Set problem – Please transcribe the stretch of the essay on the sense of time from "That different levels" through "some personal experiences.", word for word.

Extract –
-- START --

That different levels of experience and understanding are present in us from very early in our lives can be accessed through remembrances of childhood experiences. Whether they are associated with early experiences of danger and emergency or of love and connection they reflect an unsuspected knowledge of quite different dimensions of reality. We can best illustrate their scope by re-telling some personal experiences.

 

The first personal example of direct experience of our higher awareness relates to our “sense of time”. Throughout our daily lives, we rarely question our experience of the flow of time. With effort we can note that routines as common as the drive to work every morning can leave quite different impressions. Some days one arrives at work without any noticeable passage of time; it is like not even having done any driving. But on other days each mile is an eternity. Neither of them is likely to be specifically remembered. By contrast a third possibility can be experienced where the commute is a relaxed peaceful drive when the sun is shining, the colours of autumn leaves are brilliant, the air smells fresh and the wind blowing in the window is invigorating. Although one may think at the time that these pleasant moments will always be remembered as special and in great detail, they almost always fade into indistinct memories of a general mood. All three states can emerge from the same daily drive, so the variety comes from within me. An awareness of these different experiences verifies different degrees of what we take to be reality in the passing of our lives. Is it automatic? Or does it depend on parts of our unconscious nature; something that is clearly a part that we do not know about - until we enter such an experience?

 

In the particular situation we wish to present here there arose a quite different perception of time in a moment of “waking up” in the face of a mortal threat. We relate here a particular car accident experienced by a young driver, PRB, out on an innocent summer’s evening’s drive. Such experiences are invariably individual, so it is appropriate to tell the story in the first person:

 

“It began as an uneventful drive with friends in my father's car towards a narrow causeway along a mostly dirt road, much like many similar trips that summer, but this one is still recalled as a specific, stand alone, event. The car bumped as it dropped from the pavement onto the dirt road that led to the causeway and “short” bridge, just as expected. The back tires gently slid sideways, a moment of thrill that always brought smiles to the faces of the friends. All is relaxed and the young driver enjoys the easy corrections of the steering along the causeway to the bridge. But suddenly the world takes on an enormously different appearance! The moments of pleasure are suddenly transformed into a frightening threat to life, when, in an instant, the car’s movement onto the bridge changed from controlled to uncontrollable - perhaps the result of an unrecognized, involuntary turn of the drive wheel, or a slight bump from an undetected small rock in the tire-track. The sudden lurch changed the whole perspective!

-- END --

Data shown –

-- START --

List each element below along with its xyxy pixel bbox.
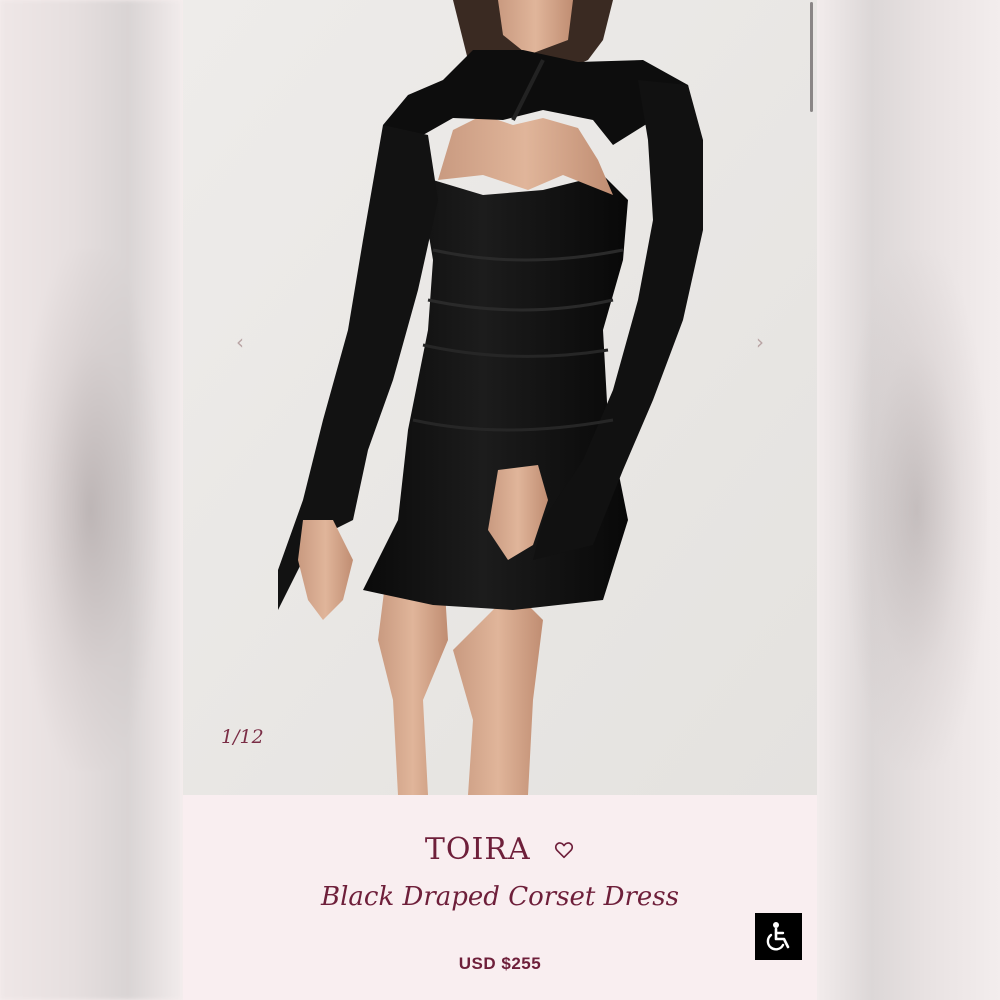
wheelchair-icon	[766, 922, 790, 951]
scrollbar[interactable]	[810, 2, 813, 112]
chevron-right-icon: ›	[756, 330, 764, 354]
heart-outline-icon[interactable]	[553, 839, 575, 861]
next-image-button[interactable]: ›	[748, 330, 772, 354]
product-price: USD $255	[458, 954, 542, 973]
product-title: Black Draped Corset Dress	[321, 882, 679, 912]
product-page: ‹ › 1/12 TOIRA Black Draped Corset Dress…	[183, 0, 817, 1000]
product-photo	[183, 0, 817, 795]
screenshot-frame: ‹ › 1/12 TOIRA Black Draped Corset Dress…	[0, 0, 1000, 1000]
blurred-background-left	[0, 0, 183, 1000]
image-counter: 1/12	[221, 726, 264, 748]
chevron-left-icon: ‹	[236, 330, 244, 354]
blurred-background-right	[817, 0, 1000, 1000]
product-image-gallery[interactable]: ‹ › 1/12	[183, 0, 817, 795]
accessibility-button[interactable]	[755, 913, 802, 960]
brand-row: TOIRA	[183, 832, 817, 867]
previous-image-button[interactable]: ‹	[228, 330, 252, 354]
brand-name[interactable]: TOIRA	[425, 832, 531, 867]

-- END --

Finished answer –
That different levels of experience and understanding are present in us from very early in our lives can be accessed through remembrances of childhood experiences. Whether they are associated with early experiences of danger and emergency or of love and connection they reflect an unsuspected knowledge of quite different dimensions of reality. We can best illustrate their scope by re-telling some personal experiences.